— START Material supplied —
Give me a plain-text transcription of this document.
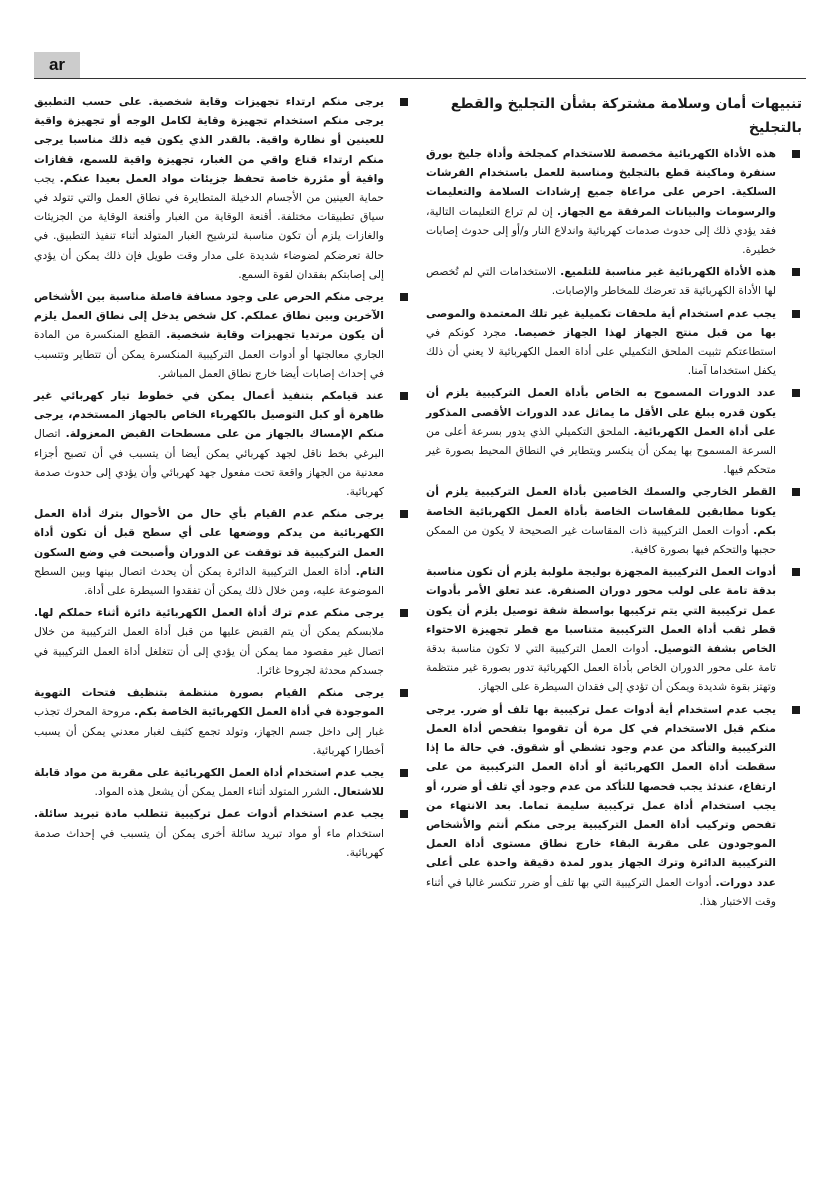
ar
تنبيهات أمان وسلامة مشتركة بشأن التجليخ والقطع بالتجليخ
هذه الأداة الكهربائية مخصصة للاستخدام كمجلخة وأداة جليخ بورق سنفرة وماكينة قطع بالتجليخ ومناسبة للعمل باستخدام الفرشات السلكية. احرص على مراعاة جميع إرشادات السلامة والتعليمات والرسومات والبيانات المرفقة مع الجهاز. إن لم تراع التعليمات التالية، فقد يؤدي ذلك إلى حدوث صدمات كهربائية واندلاع النار و/أو إلى حدوث إصابات خطيرة.
هذه الأداة الكهربائية غير مناسبة للتلميع. الاستخدامات التي لم تُخصص لها الأداة الكهربائية قد تعرضك للمخاطر والإصابات.
يجب عدم استخدام أية ملحقات تكميلية غير تلك المعتمدة والموصى بها من قبل منتج الجهاز لهذا الجهاز خصيصا. مجرد كونكم في استطاعتكم تثبيت الملحق التكميلي على أداة العمل الكهربائية لا يعني أن ذلك يكفل استخداما آمنا.
عدد الدورات المسموح به الخاص بأداة العمل التركيبية يلزم أن يكون قدره يبلغ على الأقل ما يماثل عدد الدورات الأقصى المذكور على أداة العمل الكهربائية. الملحق التكميلي الذي يدور بسرعة أعلى من السرعة المسموح بها يمكن أن ينكسر ويتطاير في النطاق المحيط بصورة غير متحكم فيها.
القطر الخارجي والسمك الخاصين بأداة العمل التركيبية يلزم أن يكونا مطابقين للمقاسات الخاصة بأداة العمل الكهربائية الخاصة بكم. أدوات العمل التركيبية ذات المقاسات غير الصحيحة لا يكون من الممكن حجبها والتحكم فيها بصورة كافية.
أدوات العمل التركيبية المجهزة بوليجة ملولبة يلزم أن تكون مناسبة بدقة تامة على لولب محور دوران الصنفرة. عند تعلق الأمر بأدوات عمل تركيبية التي يتم تركيبها بواسطة شفة توصيل يلزم أن يكون قطر ثقب أداة العمل التركيبية متناسبا مع قطر تجهيزة الاحتواء الخاص بشفة التوصيل. أدوات العمل التركيبية التي لا تكون مناسبة بدقة تامة على محور الدوران الخاص بأداة العمل الكهربائية تدور بصورة غير منتظمة وتهتز بقوة شديدة ويمكن أن تؤدي إلى فقدان السيطرة على الجهاز.
يجب عدم استخدام أية أدوات عمل تركيبية بها تلف أو ضرر. يرجى منكم قبل الاستخدام في كل مرة أن تقوموا بتفحص أداة العمل التركيبية والتأكد من عدم وجود تشظي أو شقوق. في حالة ما إذا سقطت أداة العمل الكهربائية أو أداة العمل التركيبية من على ارتفاع، عندئذ يجب فحصها للتأكد من عدم وجود أي تلف أو ضرر، أو يجب استخدام أداة عمل تركيبية سليمة تماما. بعد الانتهاء من تفحص وتركيب أداة العمل التركيبية يرجى منكم أنتم والأشخاص الموجودون على مقربة البقاء خارج نطاق مستوى أداة العمل التركيبية الدائرة وترك الجهاز يدور لمدة دقيقة واحدة على أعلى عدد دورات. أدوات العمل التركيبية التي بها تلف أو ضرر تنكسر غالبا في أثناء وقت الاختبار هذا.
يرجى منكم ارتداء تجهيزات وقاية شخصية. على حسب التطبيق يرجى منكم استخدام تجهيزة وقاية لكامل الوجه أو تجهيزة واقية للعينين أو نظارة واقية. بالقدر الذي يكون فيه ذلك مناسبا يرجى منكم ارتداء قناع واقي من الغبار، تجهيزة واقية للسمع، قفازات واقية أو مئزرة خاصة تحفظ جزيئات مواد العمل بعيدا عنكم. يجب حماية العينين من الأجسام الدخيلة المتطايرة في نطاق العمل والتي تتولد في سياق تطبيقات مختلفة. أقنعة الوقاية من الغبار وأقنعة الوقاية من الجزيئات والغازات يلزم أن تكون مناسبة لترشيح الغبار المتولد أثناء تنفيذ التطبيق. في حالة تعرضكم لضوضاء شديدة على مدار وقت طويل فإن ذلك يمكن أن يؤدي إلى إصابتكم بفقدان لقوة السمع.
يرجى منكم الحرص على وجود مسافة فاصلة مناسبة بين الأشخاص الآخرين وبين نطاق عملكم. كل شخص يدخل إلى نطاق العمل يلزم أن يكون مرتديا تجهيزات وقاية شخصية. القطع المنكسرة من المادة الجاري معالجتها أو أدوات العمل التركيبية المنكسرة يمكن أن تتطاير وتتسبب في إحداث إصابات أيضا خارج نطاق العمل المباشر.
عند قيامكم بتنفيذ أعمال يمكن في خطوط تيار كهربائي غير ظاهرة أو كبل التوصيل بالكهرباء الخاص بالجهاز المستخدم، يرجى منكم الإمساك بالجهاز من على مسطحات القبض المعزولة. اتصال البرغي بخط ناقل لجهد كهربائي يمكن أيضا أن يتسبب في أن تصبح أجزاء معدنية من الجهاز واقعة تحت مفعول جهد كهربائي وأن يؤدي إلى حدوث صدمة كهربائية.
يرجى منكم عدم القيام بأي حال من الأحوال بترك أداة العمل الكهربائية من يدكم ووضعها على أي سطح قبل أن تكون أداة العمل التركيبية قد توقفت عن الدوران وأصبحت في وضع السكون التام. أداة العمل التركيبية الدائرة يمكن أن يحدث اتصال بينها وبين السطح الموضوعة عليه، ومن خلال ذلك يمكن أن تفقدوا السيطرة على أداة.
يرجى منكم عدم ترك أداة العمل الكهربائية دائرة أثناء حملكم لها. ملابسكم يمكن أن يتم القبض عليها من قبل أداة العمل التركيبية من خلال اتصال غير مقصود مما يمكن أن يؤدي إلى أن تتغلغل أداة العمل التركيبية في جسدكم محدثة لجروحا غائرا.
يرجى منكم القيام بصورة منتظمة بتنظيف فتحات التهوية الموجودة في أداة العمل الكهربائية الخاصة بكم. مروحة المحرك تجذب غبار إلى داخل جسم الجهاز، وتولد تجمع كثيف لغبار معدني يمكن أن يسبب أخطارا كهربائية.
يجب عدم استخدام أداة العمل الكهربائية على مقربة من مواد قابلة للاشتعال. الشرر المتولد أثناء العمل يمكن أن يشعل هذه المواد.
يجب عدم استخدام أدوات عمل تركيبية تتطلب مادة تبريد سائلة. استخدام ماء أو مواد تبريد سائلة أخرى يمكن أن يتسبب في إحداث صدمة كهربائية.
— END Material supplied —
* **Stated problem**
Retype the whole listing, keeping every line identical and omitting all pictures.

* **Expected answer**
Give me a plain-text transcription of this document.
ar
تنبيهات أمان وسلامة مشتركة بشأن التجليخ والقطع بالتجليخ
هذه الأداة الكهربائية مخصصة للاستخدام كمجلخة وأداة جليخ بورق سنفرة وماكينة قطع بالتجليخ ومناسبة للعمل باستخدام الفرشات السلكية. احرص على مراعاة جميع إرشادات السلامة والتعليمات والرسومات والبيانات المرفقة مع الجهاز. إن لم تراع التعليمات التالية، فقد يؤدي ذلك إلى حدوث صدمات كهربائية واندلاع النار و/أو إلى حدوث إصابات خطيرة.
هذه الأداة الكهربائية غير مناسبة للتلميع. الاستخدامات التي لم تُخصص لها الأداة الكهربائية قد تعرضك للمخاطر والإصابات.
يجب عدم استخدام أية ملحقات تكميلية غير تلك المعتمدة والموصى بها من قبل منتج الجهاز لهذا الجهاز خصيصا. مجرد كونكم في استطاعتكم تثبيت الملحق التكميلي على أداة العمل الكهربائية لا يعني أن ذلك يكفل استخداما آمنا.
عدد الدورات المسموح به الخاص بأداة العمل التركيبية يلزم أن يكون قدره يبلغ على الأقل ما يماثل عدد الدورات الأقصى المذكور على أداة العمل الكهربائية. الملحق التكميلي الذي يدور بسرعة أعلى من السرعة المسموح بها يمكن أن ينكسر ويتطاير في النطاق المحيط بصورة غير متحكم فيها.
القطر الخارجي والسمك الخاصين بأداة العمل التركيبية يلزم أن يكونا مطابقين للمقاسات الخاصة بأداة العمل الكهربائية الخاصة بكم. أدوات العمل التركيبية ذات المقاسات غير الصحيحة لا يكون من الممكن حجبها والتحكم فيها بصورة كافية.
أدوات العمل التركيبية المجهزة بوليجة ملولبة يلزم أن تكون مناسبة بدقة تامة على لولب محور دوران الصنفرة. عند تعلق الأمر بأدوات عمل تركيبية التي يتم تركيبها بواسطة شفة توصيل يلزم أن يكون قطر ثقب أداة العمل التركيبية متناسبا مع قطر تجهيزة الاحتواء الخاص بشفة التوصيل. أدوات العمل التركيبية التي لا تكون مناسبة بدقة تامة على محور الدوران الخاص بأداة العمل الكهربائية تدور بصورة غير منتظمة وتهتز بقوة شديدة ويمكن أن تؤدي إلى فقدان السيطرة على الجهاز.
يجب عدم استخدام أية أدوات عمل تركيبية بها تلف أو ضرر. يرجى منكم قبل الاستخدام في كل مرة أن تقوموا بتفحص أداة العمل التركيبية والتأكد من عدم وجود تشظي أو شقوق. في حالة ما إذا سقطت أداة العمل الكهربائية أو أداة العمل التركيبية من على ارتفاع، عندئذ يجب فحصها للتأكد من عدم وجود أي تلف أو ضرر، أو يجب استخدام أداة عمل تركيبية سليمة تماما. بعد الانتهاء من تفحص وتركيب أداة العمل التركيبية يرجى منكم أنتم والأشخاص الموجودون على مقربة البقاء خارج نطاق مستوى أداة العمل التركيبية الدائرة وترك الجهاز يدور لمدة دقيقة واحدة على أعلى عدد دورات. أدوات العمل التركيبية التي بها تلف أو ضرر تنكسر غالبا في أثناء وقت الاختبار هذا.
يرجى منكم ارتداء تجهيزات وقاية شخصية. على حسب التطبيق يرجى منكم استخدام تجهيزة وقاية لكامل الوجه أو تجهيزة واقية للعينين أو نظارة واقية. بالقدر الذي يكون فيه ذلك مناسبا يرجى منكم ارتداء قناع واقي من الغبار، تجهيزة واقية للسمع، قفازات واقية أو مئزرة خاصة تحفظ جزيئات مواد العمل بعيدا عنكم. يجب حماية العينين من الأجسام الدخيلة المتطايرة في نطاق العمل والتي تتولد في سياق تطبيقات مختلفة. أقنعة الوقاية من الغبار وأقنعة الوقاية من الجزيئات والغازات يلزم أن تكون مناسبة لترشيح الغبار المتولد أثناء تنفيذ التطبيق. في حالة تعرضكم لضوضاء شديدة على مدار وقت طويل فإن ذلك يمكن أن يؤدي إلى إصابتكم بفقدان لقوة السمع.
يرجى منكم الحرص على وجود مسافة فاصلة مناسبة بين الأشخاص الآخرين وبين نطاق عملكم. كل شخص يدخل إلى نطاق العمل يلزم أن يكون مرتديا تجهيزات وقاية شخصية. القطع المنكسرة من المادة الجاري معالجتها أو أدوات العمل التركيبية المنكسرة يمكن أن تتطاير وتتسبب في إحداث إصابات أيضا خارج نطاق العمل المباشر.
عند قيامكم بتنفيذ أعمال يمكن في خطوط تيار كهربائي غير ظاهرة أو كبل التوصيل بالكهرباء الخاص بالجهاز المستخدم، يرجى منكم الإمساك بالجهاز من على مسطحات القبض المعزولة. اتصال البرغي بخط ناقل لجهد كهربائي يمكن أيضا أن يتسبب في أن تصبح أجزاء معدنية من الجهاز واقعة تحت مفعول جهد كهربائي وأن يؤدي إلى حدوث صدمة كهربائية.
يرجى منكم عدم القيام بأي حال من الأحوال بترك أداة العمل الكهربائية من يدكم ووضعها على أي سطح قبل أن تكون أداة العمل التركيبية قد توقفت عن الدوران وأصبحت في وضع السكون التام. أداة العمل التركيبية الدائرة يمكن أن يحدث اتصال بينها وبين السطح الموضوعة عليه، ومن خلال ذلك يمكن أن تفقدوا السيطرة على أداة.
يرجى منكم عدم ترك أداة العمل الكهربائية دائرة أثناء حملكم لها. ملابسكم يمكن أن يتم القبض عليها من قبل أداة العمل التركيبية من خلال اتصال غير مقصود مما يمكن أن يؤدي إلى أن تتغلغل أداة العمل التركيبية في جسدكم محدثة لجروحا غائرا.
يرجى منكم القيام بصورة منتظمة بتنظيف فتحات التهوية الموجودة في أداة العمل الكهربائية الخاصة بكم. مروحة المحرك تجذب غبار إلى داخل جسم الجهاز، وتولد تجمع كثيف لغبار معدني يمكن أن يسبب أخطارا كهربائية.
يجب عدم استخدام أداة العمل الكهربائية على مقربة من مواد قابلة للاشتعال. الشرر المتولد أثناء العمل يمكن أن يشعل هذه المواد.
يجب عدم استخدام أدوات عمل تركيبية تتطلب مادة تبريد سائلة. استخدام ماء أو مواد تبريد سائلة أخرى يمكن أن يتسبب في إحداث صدمة كهربائية.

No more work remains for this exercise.